(EXERCISE): Transcribe the material in full. Nothing should differ except that the pictures are left out.

Stored entries:
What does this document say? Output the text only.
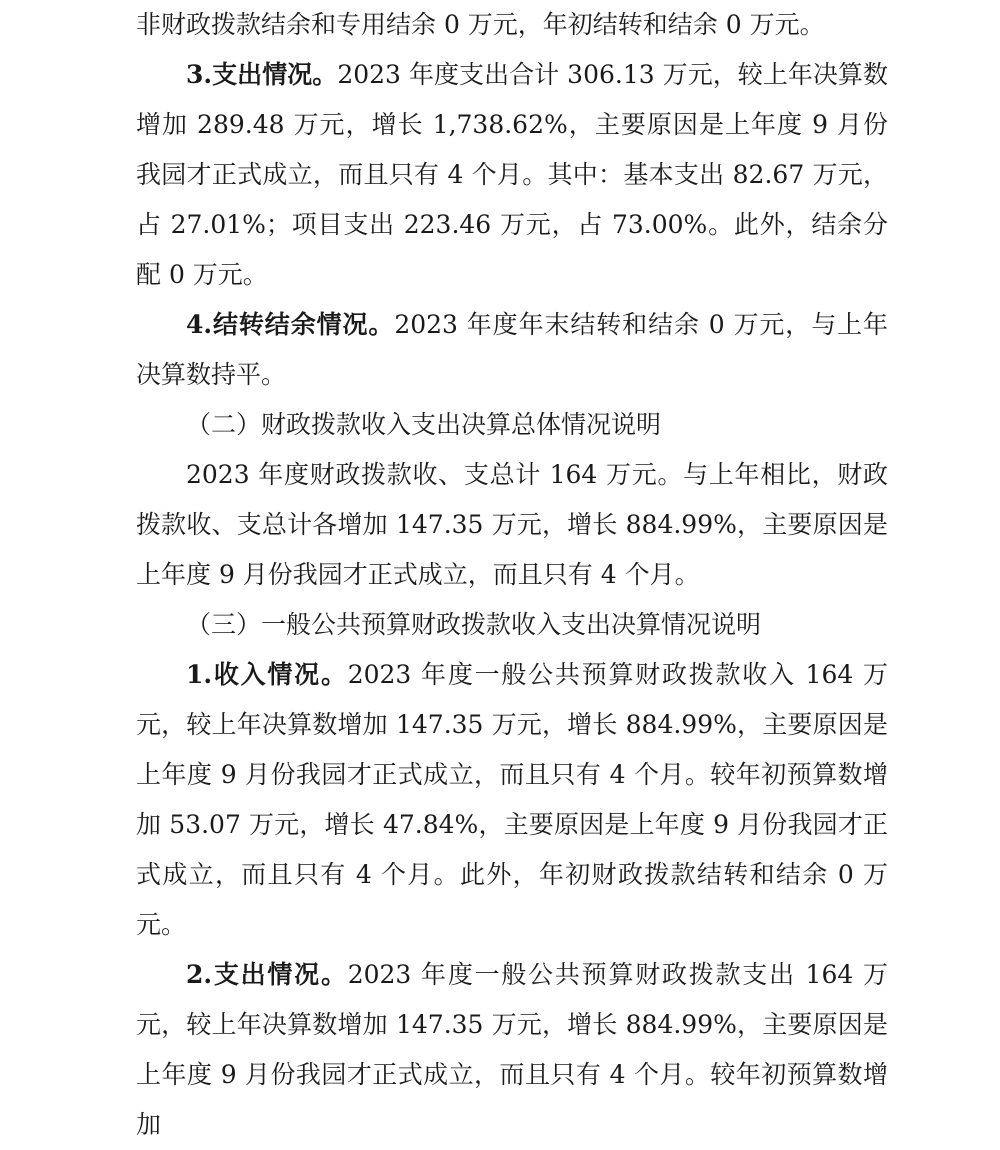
非财政拨款结余和专用结余 0 万元，年初结转和结余 0 万元。

3.支出情况。2023 年度支出合计 306.13 万元，较上年决算数增加 289.48 万元，增长 1,738.62%，主要原因是上年度 9 月份我园才正式成立，而且只有 4 个月。其中：基本支出 82.67 万元，占 27.01%；项目支出 223.46 万元，占 73.00%。此外，结余分配 0 万元。

4.结转结余情况。2023 年度年末结转和结余 0 万元，与上年决算数持平。

（二）财政拨款收入支出决算总体情况说明

2023 年度财政拨款收、支总计 164 万元。与上年相比，财政拨款收、支总计各增加 147.35 万元，增长 884.99%，主要原因是上年度 9 月份我园才正式成立，而且只有 4 个月。

（三）一般公共预算财政拨款收入支出决算情况说明

1.收入情况。2023 年度一般公共预算财政拨款收入 164 万元，较上年决算数增加 147.35 万元，增长 884.99%，主要原因是上年度 9 月份我园才正式成立，而且只有 4 个月。较年初预算数增加 53.07 万元，增长 47.84%，主要原因是上年度 9 月份我园才正式成立，而且只有 4 个月。此外，年初财政拨款结转和结余 0 万元。

2.支出情况。2023 年度一般公共预算财政拨款支出 164 万元，较上年决算数增加 147.35 万元，增长 884.99%，主要原因是上年度 9 月份我园才正式成立，而且只有 4 个月。较年初预算数增加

(SOLUTION TO THIS PROBLEM):
What does this document say? Output the text only.
非财政拨款结余和专用结余 0 万元，年初结转和结余 0 万元。

3.支出情况。2023 年度支出合计 306.13 万元，较上年决算数增加 289.48 万元，增长 1,738.62%，主要原因是上年度 9 月份我园才正式成立，而且只有 4 个月。其中：基本支出 82.67 万元，占 27.01%；项目支出 223.46 万元，占 73.00%。此外，结余分配 0 万元。

4.结转结余情况。2023 年度年末结转和结余 0 万元，与上年决算数持平。

（二）财政拨款收入支出决算总体情况说明

2023 年度财政拨款收、支总计 164 万元。与上年相比，财政拨款收、支总计各增加 147.35 万元，增长 884.99%，主要原因是上年度 9 月份我园才正式成立，而且只有 4 个月。

（三）一般公共预算财政拨款收入支出决算情况说明

1.收入情况。2023 年度一般公共预算财政拨款收入 164 万元，较上年决算数增加 147.35 万元，增长 884.99%，主要原因是上年度 9 月份我园才正式成立，而且只有 4 个月。较年初预算数增加 53.07 万元，增长 47.84%，主要原因是上年度 9 月份我园才正式成立，而且只有 4 个月。此外，年初财政拨款结转和结余 0 万元。

2.支出情况。2023 年度一般公共预算财政拨款支出 164 万元，较上年决算数增加 147.35 万元，增长 884.99%，主要原因是上年度 9 月份我园才正式成立，而且只有 4 个月。较年初预算数增加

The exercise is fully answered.